▼▼▼

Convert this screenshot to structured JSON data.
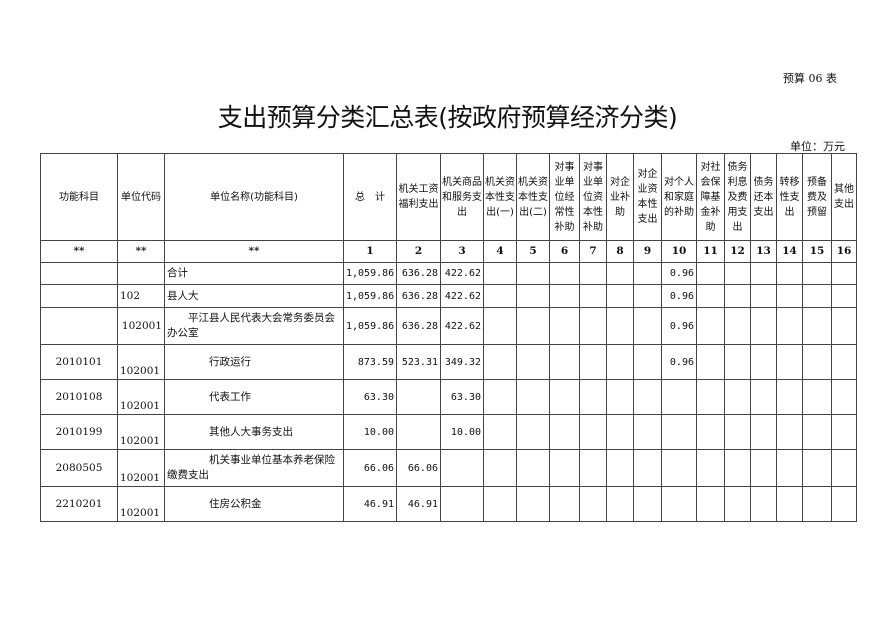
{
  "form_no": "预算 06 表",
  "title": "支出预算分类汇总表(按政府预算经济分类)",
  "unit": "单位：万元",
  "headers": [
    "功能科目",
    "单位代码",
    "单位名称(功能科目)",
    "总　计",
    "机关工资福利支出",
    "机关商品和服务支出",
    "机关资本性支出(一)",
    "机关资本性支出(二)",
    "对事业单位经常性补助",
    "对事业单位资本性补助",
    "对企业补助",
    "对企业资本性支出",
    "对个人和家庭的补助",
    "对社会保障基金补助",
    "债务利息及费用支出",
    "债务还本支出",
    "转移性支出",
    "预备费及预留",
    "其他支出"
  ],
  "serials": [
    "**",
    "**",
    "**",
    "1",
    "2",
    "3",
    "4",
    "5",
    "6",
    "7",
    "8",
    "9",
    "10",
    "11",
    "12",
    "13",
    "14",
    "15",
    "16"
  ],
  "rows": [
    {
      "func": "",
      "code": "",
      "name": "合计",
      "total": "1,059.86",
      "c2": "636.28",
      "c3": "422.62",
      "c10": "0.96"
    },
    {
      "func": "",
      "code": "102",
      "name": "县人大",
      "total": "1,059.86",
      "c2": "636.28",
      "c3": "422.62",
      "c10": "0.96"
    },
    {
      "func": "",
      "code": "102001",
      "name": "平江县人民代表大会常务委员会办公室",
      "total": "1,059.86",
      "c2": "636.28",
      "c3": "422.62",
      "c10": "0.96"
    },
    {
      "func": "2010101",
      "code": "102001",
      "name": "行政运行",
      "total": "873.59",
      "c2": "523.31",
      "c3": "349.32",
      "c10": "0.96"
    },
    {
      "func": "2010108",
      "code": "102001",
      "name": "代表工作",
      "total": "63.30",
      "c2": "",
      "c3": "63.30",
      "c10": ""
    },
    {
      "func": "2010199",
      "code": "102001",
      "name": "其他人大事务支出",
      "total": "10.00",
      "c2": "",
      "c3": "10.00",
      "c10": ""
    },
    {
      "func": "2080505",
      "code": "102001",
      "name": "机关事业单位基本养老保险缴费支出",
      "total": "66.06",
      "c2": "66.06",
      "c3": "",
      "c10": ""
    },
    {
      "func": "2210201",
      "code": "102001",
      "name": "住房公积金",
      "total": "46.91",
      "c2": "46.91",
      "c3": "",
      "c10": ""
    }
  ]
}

▲▲▲

_Exercise prompt_: Reproduce the whole listing word for word, setting aside any pictures.

_Final result_:
Convert this screenshot to structured JSON data.
{
  "form_no": "预算 06 表",
  "title": "支出预算分类汇总表(按政府预算经济分类)",
  "unit": "单位：万元",
  "headers": [
    "功能科目",
    "单位代码",
    "单位名称(功能科目)",
    "总　计",
    "机关工资福利支出",
    "机关商品和服务支出",
    "机关资本性支出(一)",
    "机关资本性支出(二)",
    "对事业单位经常性补助",
    "对事业单位资本性补助",
    "对企业补助",
    "对企业资本性支出",
    "对个人和家庭的补助",
    "对社会保障基金补助",
    "债务利息及费用支出",
    "债务还本支出",
    "转移性支出",
    "预备费及预留",
    "其他支出"
  ],
  "serials": [
    "**",
    "**",
    "**",
    "1",
    "2",
    "3",
    "4",
    "5",
    "6",
    "7",
    "8",
    "9",
    "10",
    "11",
    "12",
    "13",
    "14",
    "15",
    "16"
  ],
  "rows": [
    {
      "func": "",
      "code": "",
      "name": "合计",
      "total": "1,059.86",
      "c2": "636.28",
      "c3": "422.62",
      "c10": "0.96"
    },
    {
      "func": "",
      "code": "102",
      "name": "县人大",
      "total": "1,059.86",
      "c2": "636.28",
      "c3": "422.62",
      "c10": "0.96"
    },
    {
      "func": "",
      "code": "102001",
      "name": "平江县人民代表大会常务委员会办公室",
      "total": "1,059.86",
      "c2": "636.28",
      "c3": "422.62",
      "c10": "0.96"
    },
    {
      "func": "2010101",
      "code": "102001",
      "name": "行政运行",
      "total": "873.59",
      "c2": "523.31",
      "c3": "349.32",
      "c10": "0.96"
    },
    {
      "func": "2010108",
      "code": "102001",
      "name": "代表工作",
      "total": "63.30",
      "c2": "",
      "c3": "63.30",
      "c10": ""
    },
    {
      "func": "2010199",
      "code": "102001",
      "name": "其他人大事务支出",
      "total": "10.00",
      "c2": "",
      "c3": "10.00",
      "c10": ""
    },
    {
      "func": "2080505",
      "code": "102001",
      "name": "机关事业单位基本养老保险缴费支出",
      "total": "66.06",
      "c2": "66.06",
      "c3": "",
      "c10": ""
    },
    {
      "func": "2210201",
      "code": "102001",
      "name": "住房公积金",
      "total": "46.91",
      "c2": "46.91",
      "c3": "",
      "c10": ""
    }
  ]
}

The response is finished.